** start RECORD SET **

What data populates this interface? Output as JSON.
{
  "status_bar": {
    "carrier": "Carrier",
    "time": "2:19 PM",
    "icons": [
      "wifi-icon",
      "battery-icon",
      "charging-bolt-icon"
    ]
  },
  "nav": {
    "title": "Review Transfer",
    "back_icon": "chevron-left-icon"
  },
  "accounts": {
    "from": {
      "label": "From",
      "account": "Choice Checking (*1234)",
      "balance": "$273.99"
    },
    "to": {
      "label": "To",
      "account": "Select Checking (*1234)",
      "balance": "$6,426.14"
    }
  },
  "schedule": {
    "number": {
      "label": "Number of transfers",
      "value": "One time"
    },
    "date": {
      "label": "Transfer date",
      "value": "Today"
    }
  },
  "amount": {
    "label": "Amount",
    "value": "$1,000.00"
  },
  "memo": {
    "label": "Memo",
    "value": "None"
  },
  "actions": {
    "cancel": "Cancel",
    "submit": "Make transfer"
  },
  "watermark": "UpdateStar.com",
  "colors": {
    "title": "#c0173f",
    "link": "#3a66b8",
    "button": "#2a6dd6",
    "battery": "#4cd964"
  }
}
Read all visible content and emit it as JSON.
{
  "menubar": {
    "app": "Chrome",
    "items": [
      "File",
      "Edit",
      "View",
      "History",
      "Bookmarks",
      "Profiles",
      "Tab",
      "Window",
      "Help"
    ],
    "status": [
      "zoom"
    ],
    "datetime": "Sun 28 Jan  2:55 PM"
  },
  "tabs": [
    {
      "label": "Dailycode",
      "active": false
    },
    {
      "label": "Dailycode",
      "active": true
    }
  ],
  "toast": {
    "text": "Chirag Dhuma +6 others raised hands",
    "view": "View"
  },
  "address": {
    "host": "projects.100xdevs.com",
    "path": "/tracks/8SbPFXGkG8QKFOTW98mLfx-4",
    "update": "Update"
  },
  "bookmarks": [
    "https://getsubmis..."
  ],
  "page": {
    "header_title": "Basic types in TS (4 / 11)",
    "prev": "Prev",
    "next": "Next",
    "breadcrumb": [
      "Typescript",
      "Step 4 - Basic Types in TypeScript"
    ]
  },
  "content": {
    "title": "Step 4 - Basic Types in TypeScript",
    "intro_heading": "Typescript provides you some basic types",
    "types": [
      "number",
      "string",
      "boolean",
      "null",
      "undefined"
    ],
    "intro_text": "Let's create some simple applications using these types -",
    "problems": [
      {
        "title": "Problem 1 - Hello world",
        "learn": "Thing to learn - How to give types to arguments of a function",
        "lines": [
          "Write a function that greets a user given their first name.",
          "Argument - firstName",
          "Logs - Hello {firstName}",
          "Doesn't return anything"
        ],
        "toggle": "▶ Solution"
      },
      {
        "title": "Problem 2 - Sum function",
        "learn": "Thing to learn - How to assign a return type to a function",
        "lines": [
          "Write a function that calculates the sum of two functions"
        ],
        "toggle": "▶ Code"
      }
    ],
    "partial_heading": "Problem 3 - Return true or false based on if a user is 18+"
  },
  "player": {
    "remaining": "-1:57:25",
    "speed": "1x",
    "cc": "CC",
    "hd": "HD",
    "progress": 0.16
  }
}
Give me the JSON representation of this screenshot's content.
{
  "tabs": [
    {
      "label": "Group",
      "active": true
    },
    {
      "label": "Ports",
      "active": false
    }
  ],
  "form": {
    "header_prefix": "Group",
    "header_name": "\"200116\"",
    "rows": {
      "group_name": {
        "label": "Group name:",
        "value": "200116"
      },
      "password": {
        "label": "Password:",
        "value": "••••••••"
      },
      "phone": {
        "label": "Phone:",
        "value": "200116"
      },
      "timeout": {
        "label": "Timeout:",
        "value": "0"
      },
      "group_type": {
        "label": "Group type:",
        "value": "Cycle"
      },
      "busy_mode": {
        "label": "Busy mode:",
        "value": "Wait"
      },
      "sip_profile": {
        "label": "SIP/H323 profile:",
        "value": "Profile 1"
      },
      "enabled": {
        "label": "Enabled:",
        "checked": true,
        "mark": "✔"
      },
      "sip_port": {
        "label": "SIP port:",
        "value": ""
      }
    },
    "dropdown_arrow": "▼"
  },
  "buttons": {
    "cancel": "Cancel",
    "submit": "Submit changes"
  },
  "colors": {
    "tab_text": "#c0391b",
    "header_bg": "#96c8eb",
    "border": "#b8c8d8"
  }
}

** end RECORD SET **

§ WHAT YOU ARE ASKED TO DO: Of the lines in the records, how many contain the word "Write"? Answer with the number and nothing else.

§ SOLUTION TO THIS TASK: 2